Figure content listings
● ● ● ● ●

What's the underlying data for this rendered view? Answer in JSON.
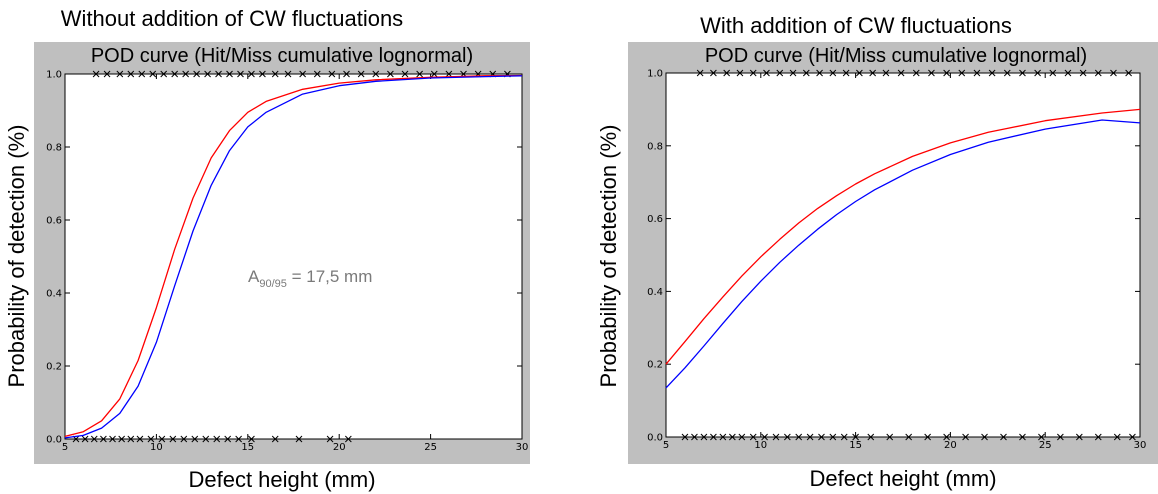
{
  "chart_data": [
    {
      "type": "line",
      "suptitle": "Without addition of CW fluctuations",
      "title": "POD curve (Hit/Miss cumulative lognormal)",
      "xlabel": "Defect height (mm)",
      "ylabel": "Probability of detection (%)",
      "xlim": [
        5,
        30
      ],
      "ylim": [
        0.0,
        1.0
      ],
      "xticks": [
        "5",
        "10",
        "15",
        "20",
        "25",
        "30"
      ],
      "yticks": [
        "0.0",
        "0.2",
        "0.4",
        "0.6",
        "0.8",
        "1.0"
      ],
      "grid": false,
      "annotation": {
        "main": "A",
        "sub": "90/95",
        "rest": " = 17,5 mm"
      },
      "series": [
        {
          "color": "#ff0000",
          "x": [
            5,
            6,
            7,
            8,
            9,
            10,
            11,
            12,
            13,
            14,
            15,
            16,
            18,
            20,
            22,
            25,
            28,
            30
          ],
          "y": [
            0.007,
            0.02,
            0.05,
            0.11,
            0.215,
            0.36,
            0.52,
            0.66,
            0.77,
            0.845,
            0.895,
            0.925,
            0.958,
            0.975,
            0.984,
            0.991,
            0.995,
            0.996
          ]
        },
        {
          "color": "#0000ff",
          "x": [
            5,
            6,
            7,
            8,
            9,
            10,
            11,
            12,
            13,
            14,
            15,
            16,
            18,
            20,
            22,
            25,
            28,
            30
          ],
          "y": [
            0.003,
            0.01,
            0.03,
            0.07,
            0.145,
            0.265,
            0.42,
            0.57,
            0.695,
            0.79,
            0.855,
            0.895,
            0.945,
            0.968,
            0.98,
            0.989,
            0.993,
            0.995
          ]
        }
      ],
      "hits_x": [
        6.7,
        7.3,
        8.0,
        8.6,
        9.2,
        9.8,
        10.4,
        11.0,
        11.6,
        12.2,
        12.8,
        13.4,
        14.0,
        14.6,
        15.2,
        15.8,
        16.5,
        17.2,
        18.0,
        18.8,
        19.6,
        20.4,
        21.2,
        22.0,
        22.8,
        23.6,
        24.4,
        25.2,
        26.0,
        26.8,
        27.6,
        28.4,
        29.2
      ],
      "misses_x": [
        5.6,
        6.1,
        6.6,
        7.1,
        7.6,
        8.1,
        8.6,
        9.1,
        9.7,
        10.3,
        10.9,
        11.5,
        12.1,
        12.7,
        13.3,
        13.9,
        14.5,
        15.2,
        16.5,
        17.8,
        19.5,
        20.5
      ]
    },
    {
      "type": "line",
      "suptitle": "With addition of CW fluctuations",
      "title": "POD curve (Hit/Miss cumulative lognormal)",
      "xlabel": "Defect height (mm)",
      "ylabel": "Probability of detection (%)",
      "xlim": [
        5,
        30
      ],
      "ylim": [
        0.0,
        1.0
      ],
      "xticks": [
        "5",
        "10",
        "15",
        "20",
        "25",
        "30"
      ],
      "yticks": [
        "0.0",
        "0.2",
        "0.4",
        "0.6",
        "0.8",
        "1.0"
      ],
      "grid": false,
      "series": [
        {
          "color": "#ff0000",
          "x": [
            5,
            6,
            7,
            8,
            9,
            10,
            11,
            12,
            13,
            14,
            15,
            16,
            18,
            20,
            22,
            25,
            28,
            30
          ],
          "y": [
            0.2,
            0.262,
            0.325,
            0.385,
            0.442,
            0.495,
            0.543,
            0.588,
            0.628,
            0.663,
            0.695,
            0.723,
            0.771,
            0.808,
            0.837,
            0.869,
            0.89,
            0.9
          ]
        },
        {
          "color": "#0000ff",
          "x": [
            5,
            6,
            7,
            8,
            9,
            10,
            11,
            12,
            13,
            14,
            15,
            16,
            18,
            20,
            22,
            25,
            28,
            30
          ],
          "y": [
            0.135,
            0.19,
            0.25,
            0.312,
            0.372,
            0.428,
            0.48,
            0.527,
            0.571,
            0.611,
            0.647,
            0.679,
            0.733,
            0.776,
            0.81,
            0.846,
            0.871,
            0.863
          ]
        }
      ],
      "hits_x": [
        6.8,
        7.5,
        8.2,
        8.9,
        9.6,
        10.3,
        11.0,
        11.7,
        12.4,
        13.1,
        13.8,
        14.5,
        15.2,
        15.9,
        16.6,
        17.4,
        18.2,
        19.0,
        19.8,
        20.6,
        21.4,
        22.2,
        23.0,
        23.8,
        24.6,
        25.4,
        26.2,
        27.0,
        27.8,
        28.6,
        29.4
      ],
      "misses_x": [
        6.0,
        6.5,
        7.0,
        7.5,
        8.0,
        8.5,
        9.0,
        9.6,
        10.2,
        10.8,
        11.4,
        12.0,
        12.6,
        13.2,
        13.8,
        14.4,
        15.0,
        15.8,
        16.8,
        17.8,
        18.8,
        19.8,
        20.8,
        21.8,
        22.8,
        23.8,
        24.8,
        25.8,
        26.8,
        27.8,
        28.8,
        29.6
      ]
    }
  ]
}
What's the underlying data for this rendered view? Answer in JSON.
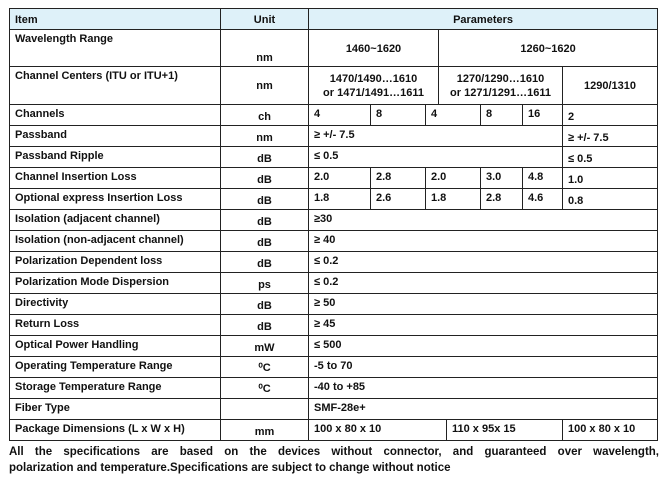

● ● ● ● ●

▸ Given problem: All of the data above should be transcribed verbatim, with pictures omitted.

▸ Answer to this exercise:
What's the underlying data for this rendered view? Answer in JSON.
{
  "chart_data": [
    {
      "type": "line",
      "suptitle": "Without addition of CW fluctuations",
      "title": "POD curve (Hit/Miss cumulative lognormal)",
      "xlabel": "Defect height (mm)",
      "ylabel": "Probability of detection (%)",
      "xlim": [
        5,
        30
      ],
      "ylim": [
        0.0,
        1.0
      ],
      "xticks": [
        "5",
        "10",
        "15",
        "20",
        "25",
        "30"
      ],
      "yticks": [
        "0.0",
        "0.2",
        "0.4",
        "0.6",
        "0.8",
        "1.0"
      ],
      "grid": false,
      "annotation": {
        "main": "A",
        "sub": "90/95",
        "rest": " = 17,5 mm"
      },
      "series": [
        {
          "color": "#ff0000",
          "x": [
            5,
            6,
            7,
            8,
            9,
            10,
            11,
            12,
            13,
            14,
            15,
            16,
            18,
            20,
            22,
            25,
            28,
            30
          ],
          "y": [
            0.007,
            0.02,
            0.05,
            0.11,
            0.215,
            0.36,
            0.52,
            0.66,
            0.77,
            0.845,
            0.895,
            0.925,
            0.958,
            0.975,
            0.984,
            0.991,
            0.995,
            0.996
          ]
        },
        {
          "color": "#0000ff",
          "x": [
            5,
            6,
            7,
            8,
            9,
            10,
            11,
            12,
            13,
            14,
            15,
            16,
            18,
            20,
            22,
            25,
            28,
            30
          ],
          "y": [
            0.003,
            0.01,
            0.03,
            0.07,
            0.145,
            0.265,
            0.42,
            0.57,
            0.695,
            0.79,
            0.855,
            0.895,
            0.945,
            0.968,
            0.98,
            0.989,
            0.993,
            0.995
          ]
        }
      ],
      "hits_x": [
        6.7,
        7.3,
        8.0,
        8.6,
        9.2,
        9.8,
        10.4,
        11.0,
        11.6,
        12.2,
        12.8,
        13.4,
        14.0,
        14.6,
        15.2,
        15.8,
        16.5,
        17.2,
        18.0,
        18.8,
        19.6,
        20.4,
        21.2,
        22.0,
        22.8,
        23.6,
        24.4,
        25.2,
        26.0,
        26.8,
        27.6,
        28.4,
        29.2
      ],
      "misses_x": [
        5.6,
        6.1,
        6.6,
        7.1,
        7.6,
        8.1,
        8.6,
        9.1,
        9.7,
        10.3,
        10.9,
        11.5,
        12.1,
        12.7,
        13.3,
        13.9,
        14.5,
        15.2,
        16.5,
        17.8,
        19.5,
        20.5
      ]
    },
    {
      "type": "line",
      "suptitle": "With addition of CW fluctuations",
      "title": "POD curve (Hit/Miss cumulative lognormal)",
      "xlabel": "Defect height (mm)",
      "ylabel": "Probability of detection (%)",
      "xlim": [
        5,
        30
      ],
      "ylim": [
        0.0,
        1.0
      ],
      "xticks": [
        "5",
        "10",
        "15",
        "20",
        "25",
        "30"
      ],
      "yticks": [
        "0.0",
        "0.2",
        "0.4",
        "0.6",
        "0.8",
        "1.0"
      ],
      "grid": false,
      "series": [
        {
          "color": "#ff0000",
          "x": [
            5,
            6,
            7,
            8,
            9,
            10,
            11,
            12,
            13,
            14,
            15,
            16,
            18,
            20,
            22,
            25,
            28,
            30
          ],
          "y": [
            0.2,
            0.262,
            0.325,
            0.385,
            0.442,
            0.495,
            0.543,
            0.588,
            0.628,
            0.663,
            0.695,
            0.723,
            0.771,
            0.808,
            0.837,
            0.869,
            0.89,
            0.9
          ]
        },
        {
          "color": "#0000ff",
          "x": [
            5,
            6,
            7,
            8,
            9,
            10,
            11,
            12,
            13,
            14,
            15,
            16,
            18,
            20,
            22,
            25,
            28,
            30
          ],
          "y": [
            0.135,
            0.19,
            0.25,
            0.312,
            0.372,
            0.428,
            0.48,
            0.527,
            0.571,
            0.611,
            0.647,
            0.679,
            0.733,
            0.776,
            0.81,
            0.846,
            0.871,
            0.863
          ]
        }
      ],
      "hits_x": [
        6.8,
        7.5,
        8.2,
        8.9,
        9.6,
        10.3,
        11.0,
        11.7,
        12.4,
        13.1,
        13.8,
        14.5,
        15.2,
        15.9,
        16.6,
        17.4,
        18.2,
        19.0,
        19.8,
        20.6,
        21.4,
        22.2,
        23.0,
        23.8,
        24.6,
        25.4,
        26.2,
        27.0,
        27.8,
        28.6,
        29.4
      ],
      "misses_x": [
        6.0,
        6.5,
        7.0,
        7.5,
        8.0,
        8.5,
        9.0,
        9.6,
        10.2,
        10.8,
        11.4,
        12.0,
        12.6,
        13.2,
        13.8,
        14.4,
        15.0,
        15.8,
        16.8,
        17.8,
        18.8,
        19.8,
        20.8,
        21.8,
        22.8,
        23.8,
        24.8,
        25.8,
        26.8,
        27.8,
        28.8,
        29.6
      ]
    }
  ]
}
What's the underlying data for this rendered view? Answer in JSON.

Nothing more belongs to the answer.